Exercise requirements - Print the data exactly, leaving nothing out.
= = = =
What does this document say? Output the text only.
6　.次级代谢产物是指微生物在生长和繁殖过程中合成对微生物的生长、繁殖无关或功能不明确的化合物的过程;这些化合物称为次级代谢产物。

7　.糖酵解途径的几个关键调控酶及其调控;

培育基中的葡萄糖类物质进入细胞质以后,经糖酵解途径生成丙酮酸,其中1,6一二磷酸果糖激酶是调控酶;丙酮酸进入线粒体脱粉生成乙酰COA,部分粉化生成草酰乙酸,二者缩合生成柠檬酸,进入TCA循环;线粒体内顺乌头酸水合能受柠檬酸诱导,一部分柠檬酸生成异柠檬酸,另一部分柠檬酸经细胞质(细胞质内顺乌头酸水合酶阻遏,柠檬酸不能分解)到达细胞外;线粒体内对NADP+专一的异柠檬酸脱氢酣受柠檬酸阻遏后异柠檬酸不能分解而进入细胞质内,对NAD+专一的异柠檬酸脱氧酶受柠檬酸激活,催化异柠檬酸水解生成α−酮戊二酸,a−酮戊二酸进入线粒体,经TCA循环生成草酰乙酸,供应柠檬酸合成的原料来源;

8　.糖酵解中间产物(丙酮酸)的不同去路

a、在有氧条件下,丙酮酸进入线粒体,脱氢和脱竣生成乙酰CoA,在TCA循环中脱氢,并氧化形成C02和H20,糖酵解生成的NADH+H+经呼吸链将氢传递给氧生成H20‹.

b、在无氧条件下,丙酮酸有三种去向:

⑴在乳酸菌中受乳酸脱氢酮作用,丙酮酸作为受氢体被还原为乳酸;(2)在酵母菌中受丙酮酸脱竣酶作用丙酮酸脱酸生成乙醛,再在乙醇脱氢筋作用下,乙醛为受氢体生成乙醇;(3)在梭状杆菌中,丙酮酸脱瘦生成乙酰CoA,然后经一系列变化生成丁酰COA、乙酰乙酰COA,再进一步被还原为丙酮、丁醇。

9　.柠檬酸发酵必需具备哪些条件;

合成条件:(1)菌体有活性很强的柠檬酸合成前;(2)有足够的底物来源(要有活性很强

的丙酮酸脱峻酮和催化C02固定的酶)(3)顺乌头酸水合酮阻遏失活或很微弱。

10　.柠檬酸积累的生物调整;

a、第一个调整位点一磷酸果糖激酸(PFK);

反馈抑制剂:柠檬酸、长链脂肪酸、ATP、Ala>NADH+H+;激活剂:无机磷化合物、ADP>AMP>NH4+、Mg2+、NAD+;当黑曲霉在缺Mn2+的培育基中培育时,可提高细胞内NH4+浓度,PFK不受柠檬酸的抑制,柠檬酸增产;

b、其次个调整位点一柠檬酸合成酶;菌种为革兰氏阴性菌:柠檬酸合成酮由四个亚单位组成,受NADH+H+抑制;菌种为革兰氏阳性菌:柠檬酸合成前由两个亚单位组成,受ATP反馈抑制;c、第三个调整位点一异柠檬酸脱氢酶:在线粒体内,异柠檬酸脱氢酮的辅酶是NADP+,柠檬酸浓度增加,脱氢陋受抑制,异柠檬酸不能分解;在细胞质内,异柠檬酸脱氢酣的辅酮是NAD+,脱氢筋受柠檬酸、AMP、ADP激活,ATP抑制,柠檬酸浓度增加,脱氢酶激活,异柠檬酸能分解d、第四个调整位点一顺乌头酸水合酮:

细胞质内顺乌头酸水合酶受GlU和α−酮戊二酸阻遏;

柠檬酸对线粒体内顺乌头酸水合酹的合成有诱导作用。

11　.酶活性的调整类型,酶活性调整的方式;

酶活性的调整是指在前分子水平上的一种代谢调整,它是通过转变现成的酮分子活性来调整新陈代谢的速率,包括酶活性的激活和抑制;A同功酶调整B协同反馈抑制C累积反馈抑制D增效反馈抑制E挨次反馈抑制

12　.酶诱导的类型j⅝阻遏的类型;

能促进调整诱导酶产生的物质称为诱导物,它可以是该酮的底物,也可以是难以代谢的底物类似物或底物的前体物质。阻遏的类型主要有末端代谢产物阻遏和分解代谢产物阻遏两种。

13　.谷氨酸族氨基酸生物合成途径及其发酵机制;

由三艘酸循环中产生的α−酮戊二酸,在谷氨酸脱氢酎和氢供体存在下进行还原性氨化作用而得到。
= = = =
Written response -
What does this document say? Output the text only.
6　.次级代谢产物是指微生物在生长和繁殖过程中合成对微生物的生长、繁殖无关或功能不明确的化合物的过程;这些化合物称为次级代谢产物。

7　.糖酵解途径的几个关键调控酶及其调控;

培育基中的葡萄糖类物质进入细胞质以后,经糖酵解途径生成丙酮酸,其中1,6一二磷酸果糖激酶是调控酶;丙酮酸进入线粒体脱粉生成乙酰COA,部分粉化生成草酰乙酸,二者缩合生成柠檬酸,进入TCA循环;线粒体内顺乌头酸水合能受柠檬酸诱导,一部分柠檬酸生成异柠檬酸,另一部分柠檬酸经细胞质(细胞质内顺乌头酸水合酶阻遏,柠檬酸不能分解)到达细胞外;线粒体内对NADP+专一的异柠檬酸脱氢酣受柠檬酸阻遏后异柠檬酸不能分解而进入细胞质内,对NAD+专一的异柠檬酸脱氧酶受柠檬酸激活,催化异柠檬酸水解生成α−酮戊二酸,a−酮戊二酸进入线粒体,经TCA循环生成草酰乙酸,供应柠檬酸合成的原料来源;

8　.糖酵解中间产物(丙酮酸)的不同去路

a、在有氧条件下,丙酮酸进入线粒体,脱氢和脱竣生成乙酰CoA,在TCA循环中脱氢,并氧化形成C02和H20,糖酵解生成的NADH+H+经呼吸链将氢传递给氧生成H20‹.

b、在无氧条件下,丙酮酸有三种去向:

⑴在乳酸菌中受乳酸脱氢酮作用,丙酮酸作为受氢体被还原为乳酸;(2)在酵母菌中受丙酮酸脱竣酶作用丙酮酸脱酸生成乙醛,再在乙醇脱氢筋作用下,乙醛为受氢体生成乙醇;(3)在梭状杆菌中,丙酮酸脱瘦生成乙酰CoA,然后经一系列变化生成丁酰COA、乙酰乙酰COA,再进一步被还原为丙酮、丁醇。

9　.柠檬酸发酵必需具备哪些条件;

合成条件:(1)菌体有活性很强的柠檬酸合成前;(2)有足够的底物来源(要有活性很强

的丙酮酸脱峻酮和催化C02固定的酶)(3)顺乌头酸水合酮阻遏失活或很微弱。

10　.柠檬酸积累的生物调整;

a、第一个调整位点一磷酸果糖激酸(PFK);

反馈抑制剂:柠檬酸、长链脂肪酸、ATP、Ala>NADH+H+;激活剂:无机磷化合物、ADP>AMP>NH4+、Mg2+、NAD+;当黑曲霉在缺Mn2+的培育基中培育时,可提高细胞内NH4+浓度,PFK不受柠檬酸的抑制,柠檬酸增产;

b、其次个调整位点一柠檬酸合成酶;菌种为革兰氏阴性菌:柠檬酸合成酮由四个亚单位组成,受NADH+H+抑制;菌种为革兰氏阳性菌:柠檬酸合成前由两个亚单位组成,受ATP反馈抑制;c、第三个调整位点一异柠檬酸脱氢酶:在线粒体内,异柠檬酸脱氢酮的辅酶是NADP+,柠檬酸浓度增加,脱氢陋受抑制,异柠檬酸不能分解;在细胞质内,异柠檬酸脱氢酣的辅酮是NAD+,脱氢筋受柠檬酸、AMP、ADP激活,ATP抑制,柠檬酸浓度增加,脱氢酶激活,异柠檬酸能分解d、第四个调整位点一顺乌头酸水合酮:

细胞质内顺乌头酸水合酶受GlU和α−酮戊二酸阻遏;

柠檬酸对线粒体内顺乌头酸水合酹的合成有诱导作用。

11　.酶活性的调整类型,酶活性调整的方式;

酶活性的调整是指在前分子水平上的一种代谢调整,它是通过转变现成的酮分子活性来调整新陈代谢的速率,包括酶活性的激活和抑制;A同功酶调整B协同反馈抑制C累积反馈抑制D增效反馈抑制E挨次反馈抑制

12　.酶诱导的类型j⅝阻遏的类型;

能促进调整诱导酶产生的物质称为诱导物,它可以是该酮的底物,也可以是难以代谢的底物类似物或底物的前体物质。阻遏的类型主要有末端代谢产物阻遏和分解代谢产物阻遏两种。

13　.谷氨酸族氨基酸生物合成途径及其发酵机制;

由三艘酸循环中产生的α−酮戊二酸,在谷氨酸脱氢酎和氢供体存在下进行还原性氨化作用而得到。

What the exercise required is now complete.